Written problem A
In the raid5 log reclaim patch, how often does reclaim currently run?
Written problem B
Reproduce verbatim the portion of the raid5 log reclaim patch starting with "In practice, several" and going on through "from raid disks.".

Provided passage
[PATCH 4/9] raid5: log reclaim support

Shaohua Li <shli@xxxxxx> · Wed, 29 Jul 2015 17:38:44 -0700

This is the reclaim support for raid5 log. A stripe write will have
following steps:

1. reconstruct the stripe, read data/calculate parity. ops_run_io
prepares to write data/parity to raid disks
2. hijack ops_run_io. stripe data/parity is appending to log disk
3. flush log disk cache
4. ops_run_io run again and do normal operation. stripe data/parity is
written in raid array disks. raid core can return io to upper layer.
5. flush cache of all raid array disks
6. update super block
7. log disk space used by the stripe can be reused

In practice, several stripes consist of an io_unit and we will batch
several io_unit in different steps, but the whole process doesn't
change.

It's possible io return just after data/parity hit log disk, but then
read IO will need read from log disk. For simplicity, IO return happens
at step 4, where read IO can directly read from raid disks.

Currently reclaim run every minute or out of space. Reclaim is just to
free log disk spaces, it doesn't impact data consistency.

Supplied information

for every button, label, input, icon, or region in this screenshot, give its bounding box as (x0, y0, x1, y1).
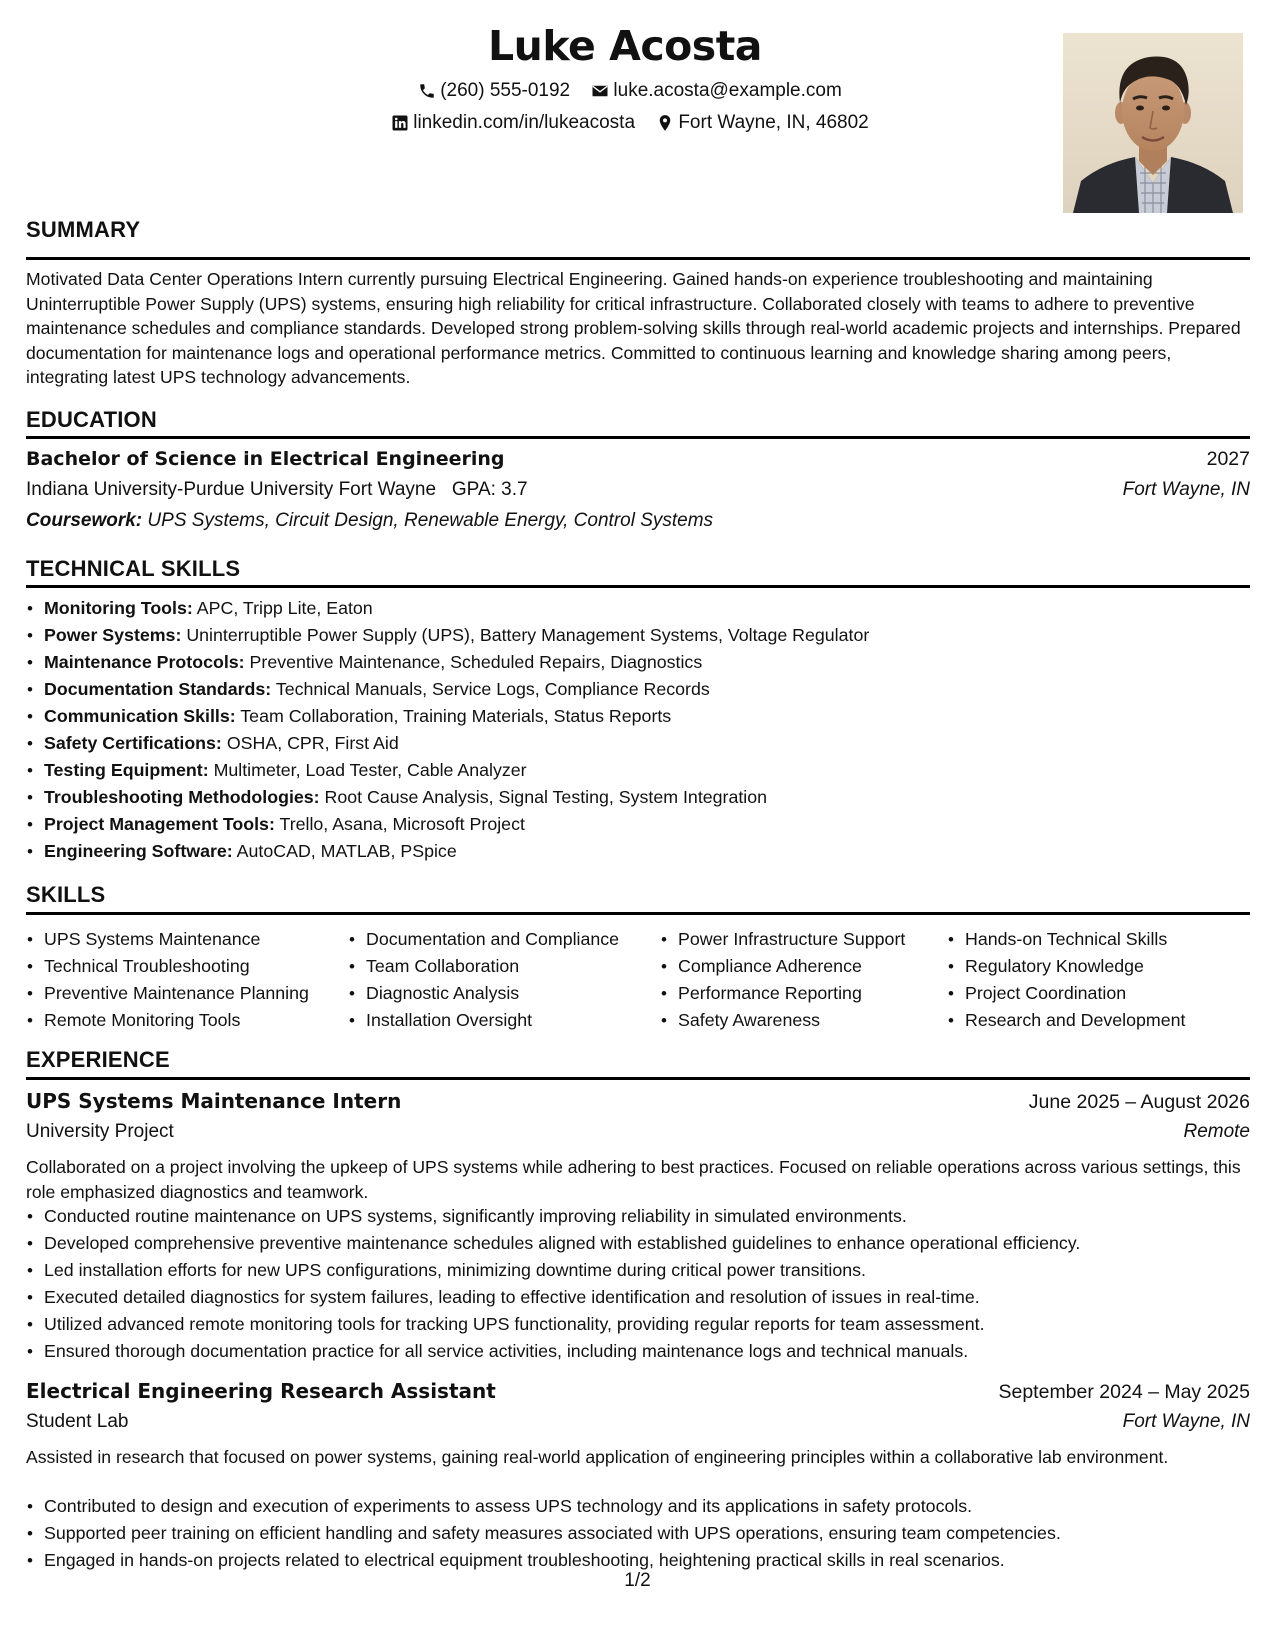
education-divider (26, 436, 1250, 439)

Complete response A
Every minute, or when the log runs out of space.

Complete response B
In practice, several stripes consist of an io_unit and we will batch
several io_unit in different steps, but the whole process doesn't
change.

It's possible io return just after data/parity hit log disk, but then
read IO will need read from log disk. For simplicity, IO return happens
at step 4, where read IO can directly read from raid disks.